═════ ENTRIES PROVIDED ═════
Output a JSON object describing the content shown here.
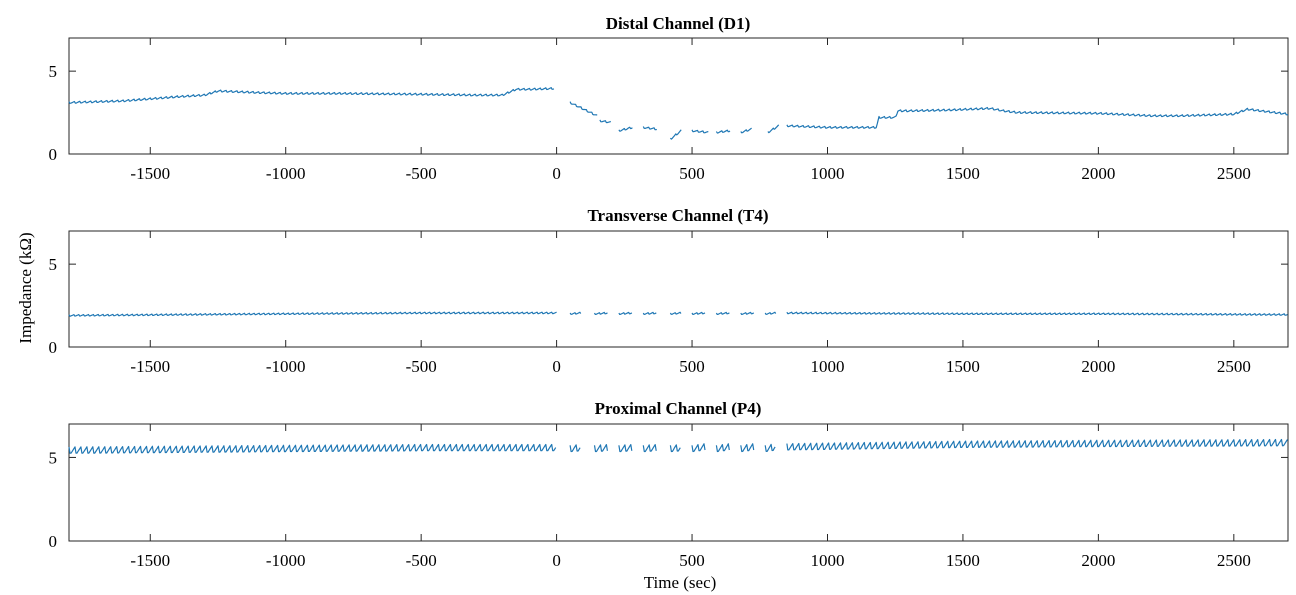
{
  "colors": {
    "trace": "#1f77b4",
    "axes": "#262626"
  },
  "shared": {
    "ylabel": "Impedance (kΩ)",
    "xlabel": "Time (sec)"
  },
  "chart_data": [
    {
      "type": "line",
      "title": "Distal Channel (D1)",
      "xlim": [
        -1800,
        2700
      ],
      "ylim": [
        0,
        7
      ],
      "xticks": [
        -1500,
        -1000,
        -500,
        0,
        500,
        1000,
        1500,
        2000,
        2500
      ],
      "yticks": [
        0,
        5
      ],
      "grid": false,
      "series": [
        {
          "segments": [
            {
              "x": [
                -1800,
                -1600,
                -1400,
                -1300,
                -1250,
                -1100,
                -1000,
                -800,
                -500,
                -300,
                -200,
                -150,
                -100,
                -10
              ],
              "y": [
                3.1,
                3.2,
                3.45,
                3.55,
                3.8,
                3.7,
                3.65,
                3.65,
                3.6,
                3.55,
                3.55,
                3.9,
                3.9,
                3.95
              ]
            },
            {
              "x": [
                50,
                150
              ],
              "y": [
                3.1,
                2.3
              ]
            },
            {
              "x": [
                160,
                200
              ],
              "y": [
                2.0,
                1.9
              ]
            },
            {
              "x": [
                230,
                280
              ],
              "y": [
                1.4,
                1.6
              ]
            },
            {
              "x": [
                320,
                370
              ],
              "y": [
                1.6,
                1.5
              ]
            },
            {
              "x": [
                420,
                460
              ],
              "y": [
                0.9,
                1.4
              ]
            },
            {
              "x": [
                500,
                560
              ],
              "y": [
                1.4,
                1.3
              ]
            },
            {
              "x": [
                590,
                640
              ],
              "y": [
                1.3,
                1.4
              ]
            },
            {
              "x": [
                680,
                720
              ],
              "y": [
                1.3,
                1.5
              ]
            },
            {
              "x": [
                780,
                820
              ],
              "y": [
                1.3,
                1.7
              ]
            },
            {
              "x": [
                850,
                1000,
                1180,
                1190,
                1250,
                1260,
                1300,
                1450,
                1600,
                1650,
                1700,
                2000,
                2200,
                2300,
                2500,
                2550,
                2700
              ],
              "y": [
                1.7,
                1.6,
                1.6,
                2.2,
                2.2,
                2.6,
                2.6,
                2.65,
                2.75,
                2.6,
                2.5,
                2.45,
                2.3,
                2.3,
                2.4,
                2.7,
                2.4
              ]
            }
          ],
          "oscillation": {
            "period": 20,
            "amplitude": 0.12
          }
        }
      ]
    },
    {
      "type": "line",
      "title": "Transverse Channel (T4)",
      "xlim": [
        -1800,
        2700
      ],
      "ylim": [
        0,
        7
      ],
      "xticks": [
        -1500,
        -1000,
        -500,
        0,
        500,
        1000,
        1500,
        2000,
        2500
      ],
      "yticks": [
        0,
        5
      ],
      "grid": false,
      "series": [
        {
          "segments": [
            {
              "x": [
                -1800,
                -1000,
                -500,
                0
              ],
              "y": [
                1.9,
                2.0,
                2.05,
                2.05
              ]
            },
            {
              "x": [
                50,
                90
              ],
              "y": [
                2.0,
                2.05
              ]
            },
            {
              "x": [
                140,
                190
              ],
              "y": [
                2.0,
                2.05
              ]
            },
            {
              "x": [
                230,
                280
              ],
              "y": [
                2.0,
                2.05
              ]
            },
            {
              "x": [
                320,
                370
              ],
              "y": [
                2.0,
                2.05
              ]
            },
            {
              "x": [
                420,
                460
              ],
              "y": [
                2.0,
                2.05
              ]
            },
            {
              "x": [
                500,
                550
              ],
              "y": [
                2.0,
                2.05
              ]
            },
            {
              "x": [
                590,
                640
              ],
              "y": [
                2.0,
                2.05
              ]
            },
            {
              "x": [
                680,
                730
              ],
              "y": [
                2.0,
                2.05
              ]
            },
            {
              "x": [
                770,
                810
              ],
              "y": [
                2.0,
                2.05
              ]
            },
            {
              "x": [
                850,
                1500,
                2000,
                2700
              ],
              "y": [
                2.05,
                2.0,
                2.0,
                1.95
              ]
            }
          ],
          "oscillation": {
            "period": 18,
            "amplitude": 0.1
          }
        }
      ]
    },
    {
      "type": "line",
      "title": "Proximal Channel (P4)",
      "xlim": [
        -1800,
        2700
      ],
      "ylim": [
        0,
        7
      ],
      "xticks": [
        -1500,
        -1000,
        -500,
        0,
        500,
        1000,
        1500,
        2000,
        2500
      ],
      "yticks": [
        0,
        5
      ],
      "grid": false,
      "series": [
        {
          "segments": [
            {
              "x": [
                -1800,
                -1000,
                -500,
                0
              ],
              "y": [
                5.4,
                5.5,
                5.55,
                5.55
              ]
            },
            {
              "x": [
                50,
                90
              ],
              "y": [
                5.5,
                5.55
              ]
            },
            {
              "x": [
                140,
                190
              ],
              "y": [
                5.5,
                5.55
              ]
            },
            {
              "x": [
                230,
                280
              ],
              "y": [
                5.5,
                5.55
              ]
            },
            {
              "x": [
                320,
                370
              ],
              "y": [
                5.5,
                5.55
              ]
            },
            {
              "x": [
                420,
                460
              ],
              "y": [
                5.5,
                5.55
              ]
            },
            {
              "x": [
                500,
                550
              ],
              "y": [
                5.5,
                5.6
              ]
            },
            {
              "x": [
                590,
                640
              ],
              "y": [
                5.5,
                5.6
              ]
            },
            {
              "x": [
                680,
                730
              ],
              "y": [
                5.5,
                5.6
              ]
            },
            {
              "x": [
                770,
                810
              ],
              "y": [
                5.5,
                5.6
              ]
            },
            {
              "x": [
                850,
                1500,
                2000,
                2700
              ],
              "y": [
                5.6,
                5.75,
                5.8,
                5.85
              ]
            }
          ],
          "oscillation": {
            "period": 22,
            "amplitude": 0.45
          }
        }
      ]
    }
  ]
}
═════
→ EXERCISE PROMPT: Extract the full listing above verbatim; pictures are to be left out of the copy.

→ CORRECT OUTPUT:
Output a JSON object describing the content shown here.
{
  "colors": {
    "trace": "#1f77b4",
    "axes": "#262626"
  },
  "shared": {
    "ylabel": "Impedance (kΩ)",
    "xlabel": "Time (sec)"
  },
  "chart_data": [
    {
      "type": "line",
      "title": "Distal Channel (D1)",
      "xlim": [
        -1800,
        2700
      ],
      "ylim": [
        0,
        7
      ],
      "xticks": [
        -1500,
        -1000,
        -500,
        0,
        500,
        1000,
        1500,
        2000,
        2500
      ],
      "yticks": [
        0,
        5
      ],
      "grid": false,
      "series": [
        {
          "segments": [
            {
              "x": [
                -1800,
                -1600,
                -1400,
                -1300,
                -1250,
                -1100,
                -1000,
                -800,
                -500,
                -300,
                -200,
                -150,
                -100,
                -10
              ],
              "y": [
                3.1,
                3.2,
                3.45,
                3.55,
                3.8,
                3.7,
                3.65,
                3.65,
                3.6,
                3.55,
                3.55,
                3.9,
                3.9,
                3.95
              ]
            },
            {
              "x": [
                50,
                150
              ],
              "y": [
                3.1,
                2.3
              ]
            },
            {
              "x": [
                160,
                200
              ],
              "y": [
                2.0,
                1.9
              ]
            },
            {
              "x": [
                230,
                280
              ],
              "y": [
                1.4,
                1.6
              ]
            },
            {
              "x": [
                320,
                370
              ],
              "y": [
                1.6,
                1.5
              ]
            },
            {
              "x": [
                420,
                460
              ],
              "y": [
                0.9,
                1.4
              ]
            },
            {
              "x": [
                500,
                560
              ],
              "y": [
                1.4,
                1.3
              ]
            },
            {
              "x": [
                590,
                640
              ],
              "y": [
                1.3,
                1.4
              ]
            },
            {
              "x": [
                680,
                720
              ],
              "y": [
                1.3,
                1.5
              ]
            },
            {
              "x": [
                780,
                820
              ],
              "y": [
                1.3,
                1.7
              ]
            },
            {
              "x": [
                850,
                1000,
                1180,
                1190,
                1250,
                1260,
                1300,
                1450,
                1600,
                1650,
                1700,
                2000,
                2200,
                2300,
                2500,
                2550,
                2700
              ],
              "y": [
                1.7,
                1.6,
                1.6,
                2.2,
                2.2,
                2.6,
                2.6,
                2.65,
                2.75,
                2.6,
                2.5,
                2.45,
                2.3,
                2.3,
                2.4,
                2.7,
                2.4
              ]
            }
          ],
          "oscillation": {
            "period": 20,
            "amplitude": 0.12
          }
        }
      ]
    },
    {
      "type": "line",
      "title": "Transverse Channel (T4)",
      "xlim": [
        -1800,
        2700
      ],
      "ylim": [
        0,
        7
      ],
      "xticks": [
        -1500,
        -1000,
        -500,
        0,
        500,
        1000,
        1500,
        2000,
        2500
      ],
      "yticks": [
        0,
        5
      ],
      "grid": false,
      "series": [
        {
          "segments": [
            {
              "x": [
                -1800,
                -1000,
                -500,
                0
              ],
              "y": [
                1.9,
                2.0,
                2.05,
                2.05
              ]
            },
            {
              "x": [
                50,
                90
              ],
              "y": [
                2.0,
                2.05
              ]
            },
            {
              "x": [
                140,
                190
              ],
              "y": [
                2.0,
                2.05
              ]
            },
            {
              "x": [
                230,
                280
              ],
              "y": [
                2.0,
                2.05
              ]
            },
            {
              "x": [
                320,
                370
              ],
              "y": [
                2.0,
                2.05
              ]
            },
            {
              "x": [
                420,
                460
              ],
              "y": [
                2.0,
                2.05
              ]
            },
            {
              "x": [
                500,
                550
              ],
              "y": [
                2.0,
                2.05
              ]
            },
            {
              "x": [
                590,
                640
              ],
              "y": [
                2.0,
                2.05
              ]
            },
            {
              "x": [
                680,
                730
              ],
              "y": [
                2.0,
                2.05
              ]
            },
            {
              "x": [
                770,
                810
              ],
              "y": [
                2.0,
                2.05
              ]
            },
            {
              "x": [
                850,
                1500,
                2000,
                2700
              ],
              "y": [
                2.05,
                2.0,
                2.0,
                1.95
              ]
            }
          ],
          "oscillation": {
            "period": 18,
            "amplitude": 0.1
          }
        }
      ]
    },
    {
      "type": "line",
      "title": "Proximal Channel (P4)",
      "xlim": [
        -1800,
        2700
      ],
      "ylim": [
        0,
        7
      ],
      "xticks": [
        -1500,
        -1000,
        -500,
        0,
        500,
        1000,
        1500,
        2000,
        2500
      ],
      "yticks": [
        0,
        5
      ],
      "grid": false,
      "series": [
        {
          "segments": [
            {
              "x": [
                -1800,
                -1000,
                -500,
                0
              ],
              "y": [
                5.4,
                5.5,
                5.55,
                5.55
              ]
            },
            {
              "x": [
                50,
                90
              ],
              "y": [
                5.5,
                5.55
              ]
            },
            {
              "x": [
                140,
                190
              ],
              "y": [
                5.5,
                5.55
              ]
            },
            {
              "x": [
                230,
                280
              ],
              "y": [
                5.5,
                5.55
              ]
            },
            {
              "x": [
                320,
                370
              ],
              "y": [
                5.5,
                5.55
              ]
            },
            {
              "x": [
                420,
                460
              ],
              "y": [
                5.5,
                5.55
              ]
            },
            {
              "x": [
                500,
                550
              ],
              "y": [
                5.5,
                5.6
              ]
            },
            {
              "x": [
                590,
                640
              ],
              "y": [
                5.5,
                5.6
              ]
            },
            {
              "x": [
                680,
                730
              ],
              "y": [
                5.5,
                5.6
              ]
            },
            {
              "x": [
                770,
                810
              ],
              "y": [
                5.5,
                5.6
              ]
            },
            {
              "x": [
                850,
                1500,
                2000,
                2700
              ],
              "y": [
                5.6,
                5.75,
                5.8,
                5.85
              ]
            }
          ],
          "oscillation": {
            "period": 22,
            "amplitude": 0.45
          }
        }
      ]
    }
  ]
}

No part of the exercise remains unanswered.